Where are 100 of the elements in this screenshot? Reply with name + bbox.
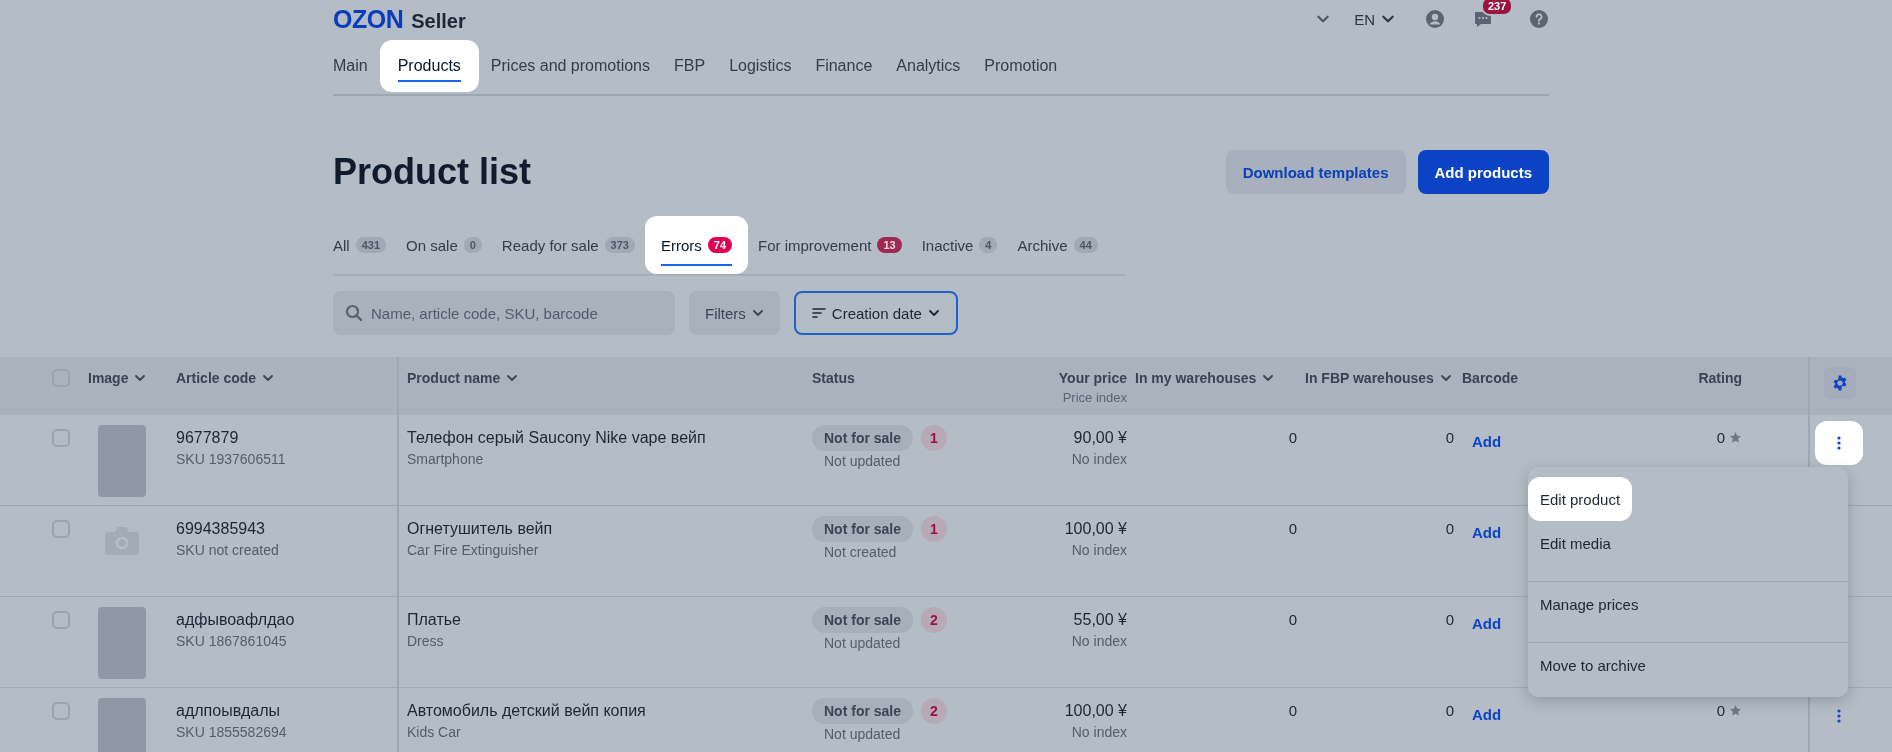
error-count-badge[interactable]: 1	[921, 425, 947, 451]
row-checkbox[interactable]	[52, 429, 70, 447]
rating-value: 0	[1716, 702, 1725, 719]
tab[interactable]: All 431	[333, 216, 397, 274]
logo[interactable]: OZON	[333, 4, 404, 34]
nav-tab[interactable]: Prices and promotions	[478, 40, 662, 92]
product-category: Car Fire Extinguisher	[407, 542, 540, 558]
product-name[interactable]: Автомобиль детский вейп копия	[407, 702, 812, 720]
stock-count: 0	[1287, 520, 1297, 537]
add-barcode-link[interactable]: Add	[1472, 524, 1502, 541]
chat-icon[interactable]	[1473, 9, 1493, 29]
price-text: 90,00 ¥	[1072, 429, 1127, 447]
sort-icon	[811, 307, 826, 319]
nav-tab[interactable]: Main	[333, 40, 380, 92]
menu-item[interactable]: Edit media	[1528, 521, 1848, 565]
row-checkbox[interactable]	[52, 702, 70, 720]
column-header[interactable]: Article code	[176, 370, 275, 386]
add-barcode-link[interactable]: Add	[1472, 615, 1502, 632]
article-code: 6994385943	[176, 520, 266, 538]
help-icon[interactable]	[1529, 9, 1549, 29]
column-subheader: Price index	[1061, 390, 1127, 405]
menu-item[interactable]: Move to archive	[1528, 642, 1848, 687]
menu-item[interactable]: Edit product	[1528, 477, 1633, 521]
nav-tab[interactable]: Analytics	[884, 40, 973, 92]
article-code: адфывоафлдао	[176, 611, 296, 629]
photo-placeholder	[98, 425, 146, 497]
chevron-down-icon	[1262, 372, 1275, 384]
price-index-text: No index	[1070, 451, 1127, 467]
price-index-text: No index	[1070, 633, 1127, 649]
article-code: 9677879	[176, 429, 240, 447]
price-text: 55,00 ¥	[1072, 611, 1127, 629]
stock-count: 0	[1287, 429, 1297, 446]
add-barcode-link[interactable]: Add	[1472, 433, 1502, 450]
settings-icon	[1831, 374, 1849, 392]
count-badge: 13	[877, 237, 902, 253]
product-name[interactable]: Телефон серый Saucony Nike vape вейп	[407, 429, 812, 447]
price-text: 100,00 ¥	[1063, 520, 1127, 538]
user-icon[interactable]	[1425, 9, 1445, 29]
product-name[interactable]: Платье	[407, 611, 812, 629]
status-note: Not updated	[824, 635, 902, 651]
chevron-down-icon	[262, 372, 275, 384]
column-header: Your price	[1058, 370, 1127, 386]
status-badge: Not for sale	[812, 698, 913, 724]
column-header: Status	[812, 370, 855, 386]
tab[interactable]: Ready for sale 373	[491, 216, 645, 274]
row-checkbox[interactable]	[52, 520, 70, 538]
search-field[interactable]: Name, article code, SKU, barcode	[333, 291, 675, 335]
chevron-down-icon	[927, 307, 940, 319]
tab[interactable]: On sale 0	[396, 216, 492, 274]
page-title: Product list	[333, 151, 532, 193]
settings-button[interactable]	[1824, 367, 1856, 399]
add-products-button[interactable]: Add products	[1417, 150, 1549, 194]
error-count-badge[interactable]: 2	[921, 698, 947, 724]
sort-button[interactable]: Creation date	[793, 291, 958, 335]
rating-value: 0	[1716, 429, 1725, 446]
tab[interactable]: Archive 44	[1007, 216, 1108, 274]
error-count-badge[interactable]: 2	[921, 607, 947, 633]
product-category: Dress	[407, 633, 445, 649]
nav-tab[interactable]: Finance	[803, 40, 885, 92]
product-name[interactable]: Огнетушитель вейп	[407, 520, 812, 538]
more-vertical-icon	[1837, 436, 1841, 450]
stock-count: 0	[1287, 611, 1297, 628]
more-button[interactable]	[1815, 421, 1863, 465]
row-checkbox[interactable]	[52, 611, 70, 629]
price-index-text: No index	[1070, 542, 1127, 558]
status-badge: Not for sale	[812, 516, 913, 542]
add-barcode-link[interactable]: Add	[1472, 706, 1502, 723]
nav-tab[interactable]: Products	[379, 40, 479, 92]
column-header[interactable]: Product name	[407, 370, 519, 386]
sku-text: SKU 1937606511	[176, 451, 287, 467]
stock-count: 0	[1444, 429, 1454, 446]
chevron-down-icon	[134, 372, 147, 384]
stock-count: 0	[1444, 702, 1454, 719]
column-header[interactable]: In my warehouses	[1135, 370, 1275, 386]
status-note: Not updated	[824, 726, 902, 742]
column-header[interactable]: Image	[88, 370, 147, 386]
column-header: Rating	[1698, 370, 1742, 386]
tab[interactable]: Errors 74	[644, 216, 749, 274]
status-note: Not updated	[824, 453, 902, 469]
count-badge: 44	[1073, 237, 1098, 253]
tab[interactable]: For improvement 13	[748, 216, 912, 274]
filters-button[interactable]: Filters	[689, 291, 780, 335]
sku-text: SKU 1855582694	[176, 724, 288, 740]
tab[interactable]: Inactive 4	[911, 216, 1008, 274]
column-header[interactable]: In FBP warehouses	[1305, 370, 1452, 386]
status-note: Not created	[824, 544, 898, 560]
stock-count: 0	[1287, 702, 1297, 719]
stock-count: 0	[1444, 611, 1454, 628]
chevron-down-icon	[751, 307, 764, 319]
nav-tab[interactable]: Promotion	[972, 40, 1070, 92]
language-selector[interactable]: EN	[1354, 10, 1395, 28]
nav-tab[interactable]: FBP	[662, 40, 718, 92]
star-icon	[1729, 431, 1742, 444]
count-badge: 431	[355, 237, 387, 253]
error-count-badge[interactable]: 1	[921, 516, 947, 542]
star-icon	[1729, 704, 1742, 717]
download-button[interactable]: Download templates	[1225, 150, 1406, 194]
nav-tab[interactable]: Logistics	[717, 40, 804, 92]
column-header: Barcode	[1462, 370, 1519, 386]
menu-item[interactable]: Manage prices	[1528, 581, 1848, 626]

— TASK DETAILS —
Copy out the entries above word for word, leaving out the pictures.

— RESULT OF THIS EXERCISE —
Where are 100 of the elements in this screenshot? Reply with name + bbox.
error-count-badge[interactable]: 1	[921, 425, 947, 451]
row-checkbox[interactable]	[52, 429, 70, 447]
rating-value: 0	[1716, 702, 1725, 719]
tab[interactable]: All 431	[333, 216, 397, 274]
logo[interactable]: OZON	[333, 4, 404, 34]
nav-tab[interactable]: Prices and promotions	[478, 40, 662, 92]
product-category: Car Fire Extinguisher	[407, 542, 540, 558]
product-name[interactable]: Автомобиль детский вейп копия	[407, 702, 812, 720]
stock-count: 0	[1287, 520, 1297, 537]
add-barcode-link[interactable]: Add	[1472, 524, 1502, 541]
chat-icon[interactable]	[1473, 9, 1493, 29]
price-text: 90,00 ¥	[1072, 429, 1127, 447]
sort-icon	[811, 307, 826, 319]
nav-tab[interactable]: Main	[333, 40, 380, 92]
menu-item[interactable]: Edit media	[1528, 521, 1848, 565]
row-checkbox[interactable]	[52, 702, 70, 720]
column-header[interactable]: Article code	[176, 370, 275, 386]
add-barcode-link[interactable]: Add	[1472, 615, 1502, 632]
article-code: 6994385943	[176, 520, 266, 538]
help-icon[interactable]	[1529, 9, 1549, 29]
column-subheader: Price index	[1061, 390, 1127, 405]
menu-item[interactable]: Move to archive	[1528, 642, 1848, 687]
menu-item[interactable]: Edit product	[1528, 477, 1633, 521]
nav-tab[interactable]: Analytics	[884, 40, 973, 92]
article-code: адфывоафлдао	[176, 611, 296, 629]
photo-placeholder	[98, 425, 146, 497]
chevron-down-icon	[1262, 372, 1275, 384]
price-index-text: No index	[1070, 451, 1127, 467]
price-index-text: No index	[1070, 633, 1127, 649]
article-code: 9677879	[176, 429, 240, 447]
price-text: 55,00 ¥	[1072, 611, 1127, 629]
stock-count: 0	[1287, 429, 1297, 446]
add-barcode-link[interactable]: Add	[1472, 433, 1502, 450]
settings-icon	[1831, 374, 1849, 392]
count-badge: 13	[877, 237, 902, 253]
product-name[interactable]: Телефон серый Saucony Nike vape вейп	[407, 429, 812, 447]
price-text: 100,00 ¥	[1063, 520, 1127, 538]
user-icon[interactable]	[1425, 9, 1445, 29]
product-name[interactable]: Платье	[407, 611, 812, 629]
status-note: Not updated	[824, 635, 902, 651]
chevron-down-icon	[262, 372, 275, 384]
column-header: Your price	[1058, 370, 1127, 386]
status-badge: Not for sale	[812, 698, 913, 724]
column-header: Status	[812, 370, 855, 386]
tab[interactable]: Ready for sale 373	[491, 216, 645, 274]
row-checkbox[interactable]	[52, 520, 70, 538]
search-field[interactable]: Name, article code, SKU, barcode	[333, 291, 675, 335]
chevron-down-icon	[927, 307, 940, 319]
tab[interactable]: On sale 0	[396, 216, 492, 274]
page-title: Product list	[333, 151, 532, 193]
settings-button[interactable]	[1824, 367, 1856, 399]
add-products-button[interactable]: Add products	[1417, 150, 1549, 194]
error-count-badge[interactable]: 2	[921, 698, 947, 724]
sort-button[interactable]: Creation date	[793, 291, 958, 335]
rating-value: 0	[1716, 429, 1725, 446]
tab[interactable]: Archive 44	[1007, 216, 1108, 274]
error-count-badge[interactable]: 2	[921, 607, 947, 633]
product-category: Dress	[407, 633, 445, 649]
nav-tab[interactable]: Finance	[803, 40, 885, 92]
product-name[interactable]: Огнетушитель вейп	[407, 520, 812, 538]
more-vertical-icon	[1837, 436, 1841, 450]
stock-count: 0	[1287, 611, 1297, 628]
more-button[interactable]	[1815, 421, 1863, 465]
row-checkbox[interactable]	[52, 611, 70, 629]
price-index-text: No index	[1070, 542, 1127, 558]
status-badge: Not for sale	[812, 516, 913, 542]
add-barcode-link[interactable]: Add	[1472, 706, 1502, 723]
nav-tab[interactable]: Products	[379, 40, 479, 92]
column-header[interactable]: Product name	[407, 370, 519, 386]
sku-text: SKU 1937606511	[176, 451, 287, 467]
stock-count: 0	[1444, 429, 1454, 446]
chevron-down-icon	[134, 372, 147, 384]
stock-count: 0	[1444, 702, 1454, 719]
column-header[interactable]: In my warehouses	[1135, 370, 1275, 386]
status-note: Not updated	[824, 726, 902, 742]
column-header[interactable]: Image	[88, 370, 147, 386]
column-header: Rating	[1698, 370, 1742, 386]
tab[interactable]: Errors 74	[644, 216, 749, 274]
status-note: Not updated	[824, 453, 902, 469]
count-badge: 44	[1073, 237, 1098, 253]
tab[interactable]: For improvement 13	[748, 216, 912, 274]
filters-button[interactable]: Filters	[689, 291, 780, 335]
sku-text: SKU 1855582694	[176, 724, 288, 740]
tab[interactable]: Inactive 4	[911, 216, 1008, 274]
column-header[interactable]: In FBP warehouses	[1305, 370, 1452, 386]
status-note: Not created	[824, 544, 898, 560]
stock-count: 0	[1287, 702, 1297, 719]
stock-count: 0	[1444, 611, 1454, 628]
chevron-down-icon	[751, 307, 764, 319]
nav-tab[interactable]: Promotion	[972, 40, 1070, 92]
language-selector[interactable]: EN	[1354, 10, 1395, 28]
nav-tab[interactable]: FBP	[662, 40, 718, 92]
star-icon	[1729, 431, 1742, 444]
count-badge: 431	[355, 237, 387, 253]
error-count-badge[interactable]: 1	[921, 516, 947, 542]
star-icon	[1729, 704, 1742, 717]
download-button[interactable]: Download templates	[1225, 150, 1406, 194]
nav-tab[interactable]: Logistics	[717, 40, 804, 92]
column-header: Barcode	[1462, 370, 1519, 386]
menu-item[interactable]: Manage prices	[1528, 581, 1848, 626]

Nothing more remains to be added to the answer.